Jobs
1) Name every case that the court opinion excerpt cites, each with its year.
2) In the court opinion excerpt, which offense did the trial court choose as the principal term?
3) Pick up the court opinion excerpt after its last sentence and carry on writing it.

Source extract
At the time of sentencing, the trial court indicated it believed count 4, first degree burglary of Stone’s apartment, should be stayed pursuant to section 654 because it was “related in some respects to counts 3 [robbery] and 1 [attempted murder], in the sense that... entering the home... was... a prerequisite to... the other two crimes.” The trial court indicated it did not think the robbery and the attempted murder charges “merge[d]” but the burglary did. The trial court indicated it was giving Cruz the benefit of the doubt even though it believed the maximum possible sentence was appropriate.
The trial court selected the robbery of Stone as the principal term and imposed the upper term of six years plus three years for the personal infliction of great bodily injury and one year for the personal use of a deadly weapon for a total of 10 years. The trial court imposed a consecutive indeterminate term for attempted murder plus three years for the personal infliction of great bodily injury and one year for the personal use of a deadly weapon. The trial court imposed consecutive terms on the remaining counts for a total unstayed term of 19 years and 8 months plus a consecutive term of life in state prison.
CONTENTIONS
Cruz contends the trial court violated section 654 by sentencing him both for the attempted murder and the robbery of Stone. He also contends section 654 prevents both counts from being enhanced with great bodily injury and personal use of a deadly weapon enhancements.
DISCUSSION
1. General principles.
Section 654, subdivision (a) provides, in pertinent part, “[a]n act or omission that is punishable in different ways by different provisions of law shall be punished under the provision that provides for the longest potential term of imprisonment, but in no case shall the act or omission be punished under more than one provision.” Section 654 is intended “to insure that a defendant’s punishment is commensurate with his [or her] culpability.” (People v. Perez (1979) 23 Cal.3d 545, 552.) The statue bars multiple punishment for both a single act that violates more than one criminal statute and multiple acts, where those acts comprise an indivisible course of conduct incident to a single criminal objective and intent. (People v. Latimer (1993) 5 Cal.4th 1203, 1208; Neal v. State of California (1960) 55 Cal.2d 11, 19.) Conversely, where a defendant commits multiple criminal offenses during a single course of conduct, he or she may be separately punished for each offense that he or she committed pursuant to a separate intent and objective. (People v. Beamon (1973) 8 Cal.3d 625, 637-639.)

Supplied information
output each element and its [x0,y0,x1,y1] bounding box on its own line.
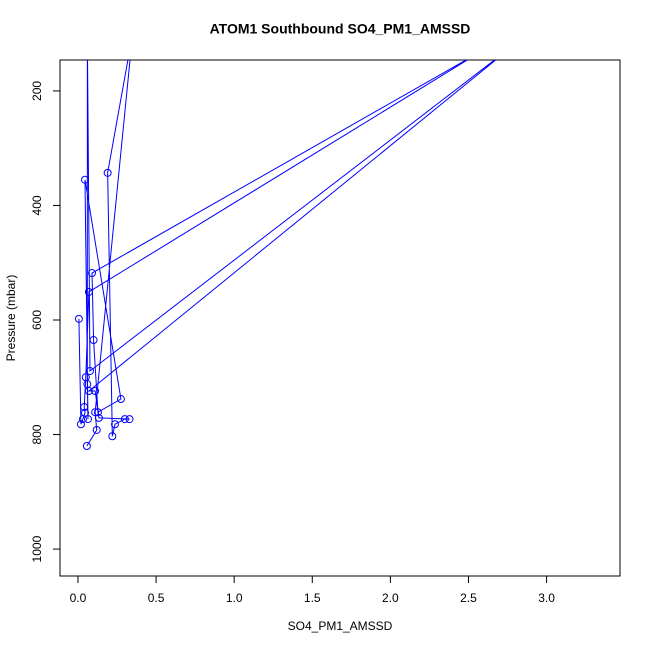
data-point [80,403,89,412]
y-tick-label: 800 [30,424,44,444]
data-point [84,387,93,396]
data-point [103,168,112,177]
x-tick-label: 1.5 [304,591,321,605]
x-axis-label: SO4_PM1_AMSSD [288,619,393,633]
series-line [78,60,497,447]
data-point [91,408,100,417]
x-tick-label: 2.0 [382,591,399,605]
y-tick-label: 600 [30,310,44,330]
x-tick-label: 0.5 [148,591,165,605]
data-point [84,287,93,296]
x-tick-label: 1.0 [226,591,243,605]
x-tick-label: 2.5 [460,591,477,605]
y-axis-label: Pressure (mbar) [4,275,18,362]
y-tick-label: 200 [30,81,44,101]
x-tick-label: 0.0 [70,591,87,605]
data-point [80,408,89,417]
y-tick-label: 1000 [30,535,44,562]
data-point [82,441,91,450]
data-point [76,420,85,429]
chart-title: ATOM1 Southbound SO4_PM1_AMSSD [210,21,471,37]
x-tick-label: 3.0 [538,591,555,605]
data-point [108,432,117,441]
data-point [88,269,97,278]
data-point [94,413,103,422]
plot-frame [59,59,621,577]
data-point [116,395,125,404]
data-point [125,415,134,424]
data-point [93,408,102,417]
data-point [85,366,94,375]
data-point [91,387,100,396]
data-point [80,175,89,184]
data-point [74,314,83,323]
y-tick-label: 400 [30,195,44,215]
data-point [92,425,101,434]
data-point [89,336,98,345]
data-point [120,415,129,424]
data-point [110,420,119,429]
plot-area [74,60,497,450]
data-point [83,415,92,424]
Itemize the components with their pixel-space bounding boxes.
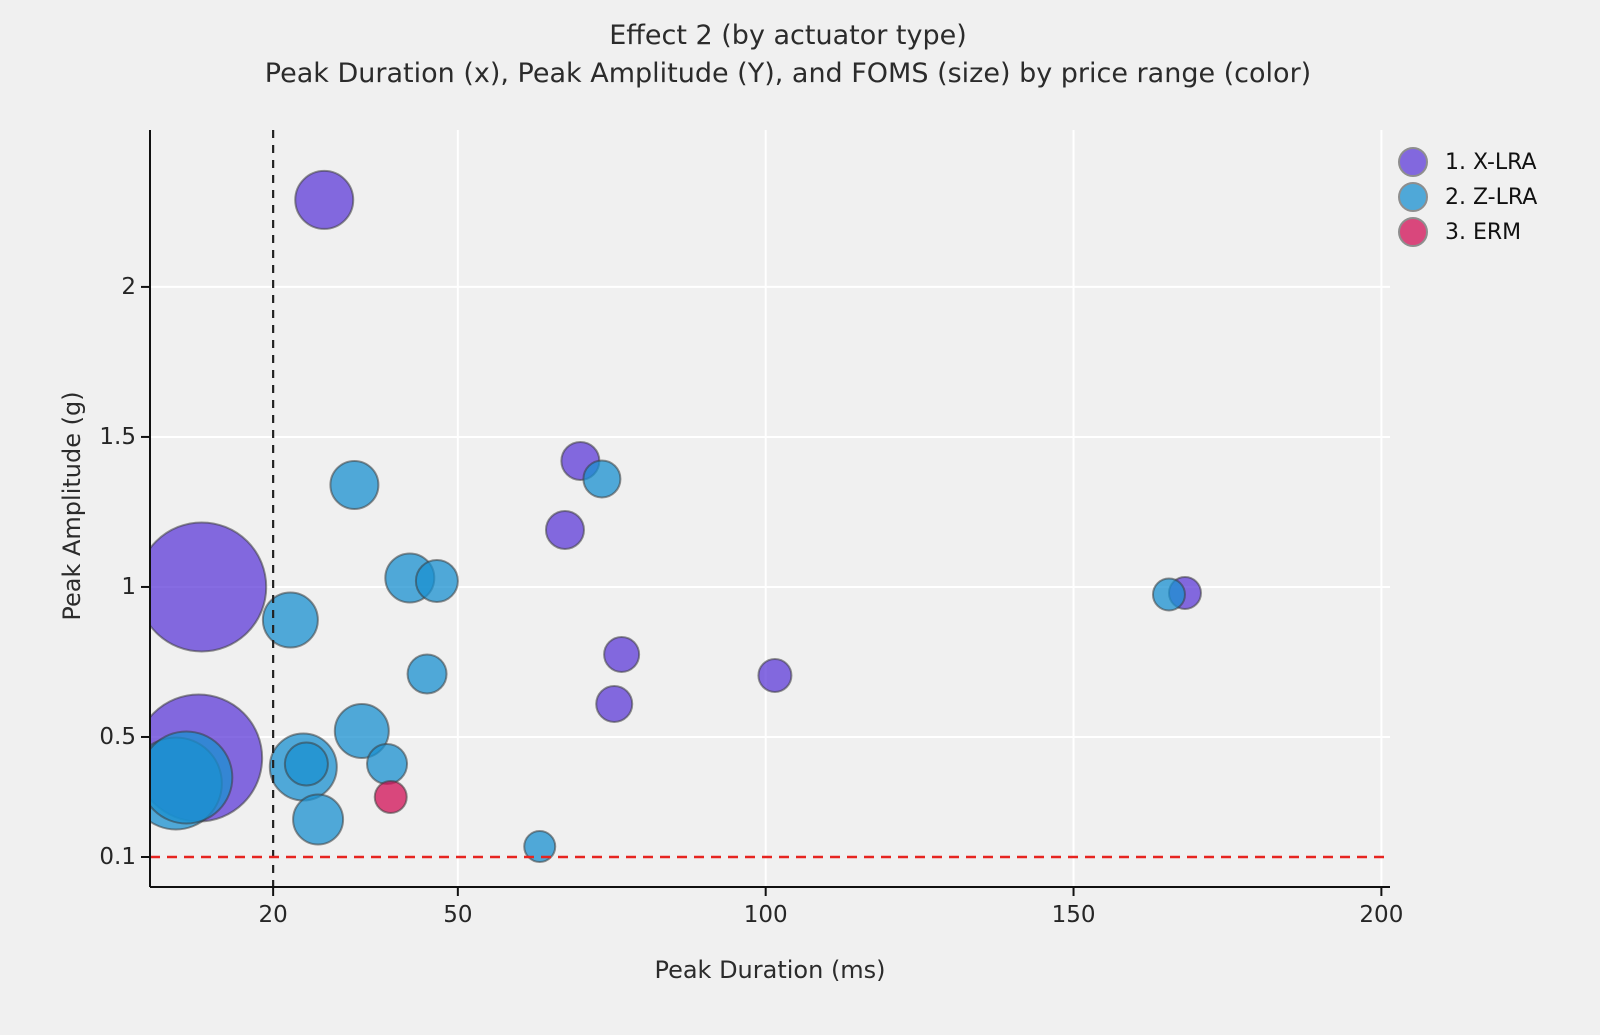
legend-label: 2. Z-LRA: [1445, 184, 1538, 210]
y-tick-label: 1.5: [99, 423, 136, 450]
bubble-zlra[interactable]: [1151, 577, 1186, 612]
bubble-zlra[interactable]: [329, 459, 380, 510]
bubble-zlra[interactable]: [333, 702, 390, 759]
bubble-zlra[interactable]: [523, 829, 557, 863]
y-axis-label: Peak Amplitude (g): [58, 391, 86, 621]
legend-item-erm[interactable]: 3. ERM: [1398, 217, 1537, 247]
bubble-zlra[interactable]: [582, 459, 622, 499]
legend-swatch-zlra-icon: [1398, 182, 1428, 212]
legend-item-zlra[interactable]: 2. Z-LRA: [1398, 182, 1537, 212]
legend: 1. X-LRA 2. Z-LRA 3. ERM: [1398, 147, 1537, 247]
bubble-xlra[interactable]: [294, 169, 355, 230]
x-tick-label: 100: [743, 902, 788, 928]
bubble-zlra[interactable]: [283, 741, 329, 787]
bubble-zlra[interactable]: [406, 653, 448, 695]
bubble-zlra[interactable]: [414, 558, 459, 603]
x-tick-label: 200: [1359, 902, 1404, 928]
bubble-erm[interactable]: [373, 779, 408, 814]
legend-swatch-erm-icon: [1398, 217, 1428, 247]
bubble-xlra[interactable]: [137, 521, 268, 653]
legend-item-xlra[interactable]: 1. X-LRA: [1398, 147, 1537, 177]
bubble-zlra[interactable]: [292, 793, 345, 846]
legend-label: 3. ERM: [1445, 219, 1522, 245]
bubble-zlra[interactable]: [140, 730, 234, 825]
y-tick-label: 2: [121, 273, 136, 300]
x-tick-label: 50: [443, 902, 473, 928]
chart-title: Effect 2 (by actuator type): [609, 20, 967, 51]
legend-swatch-xlra-icon: [1398, 147, 1428, 177]
bubble-xlra[interactable]: [603, 635, 641, 673]
y-tick-label: 0.5: [99, 723, 136, 750]
y-tick-label: 0.1: [99, 843, 136, 870]
legend-label: 1. X-LRA: [1445, 149, 1537, 175]
x-axis-label: Peak Duration (ms): [654, 956, 886, 984]
bubble-xlra[interactable]: [544, 509, 585, 550]
chart-subtitle: Peak Duration (x), Peak Amplitude (Y), a…: [264, 58, 1312, 89]
bubble-zlra[interactable]: [261, 591, 319, 649]
bubble-zlra[interactable]: [366, 742, 409, 785]
y-tick-label: 1: [121, 573, 136, 600]
bubble-xlra[interactable]: [757, 657, 793, 693]
x-tick-label: 20: [258, 902, 288, 928]
x-tick-label: 150: [1051, 902, 1096, 928]
bubble-xlra[interactable]: [595, 684, 634, 723]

Answer list
1)
People v. Perez (1979)
People v. Latimer (1993)
Neal v. State of California (1960)
People v. Beamon (1973)

2) The robbery of Stone.

3)
Whether multiple convictions were part of an indivisible transaction is primarily a question of fact for the trial court. (People v. Coleman (1989) 48 Cal.3d 112, 162; People v. Avalos (1996) 47 Cal.App.4th 1569, 1583.) We review a challenge under section 654 for substantial evidence to support the trial court’s determination. (People v. Racy (2007) 148 Cal.App.4th 1327, 1336-1337.)
2. Imposition of sentence for both robbery and attempted murder of Stone does not violate section 654
Cruz contends he harbored a single intent and objective, namely, the robbery of Stone, when he committed attempted murder in count 1 and robbery in count 3. Cruz argues these offenses were part of an indivisible course of action in which Cruz committed attempted murder to prevent Stone from identifying him and the attempted murder was the means of perpetrating the robbery. Also, Cruz wanted to gather items he intended to take, some of which were in the living room in a bowl, without Stone’s interference. Cruz concludes the term imposed for robbery must be stayed pursuant to section 654 because the attempted murder was committed to facilitate the robbery.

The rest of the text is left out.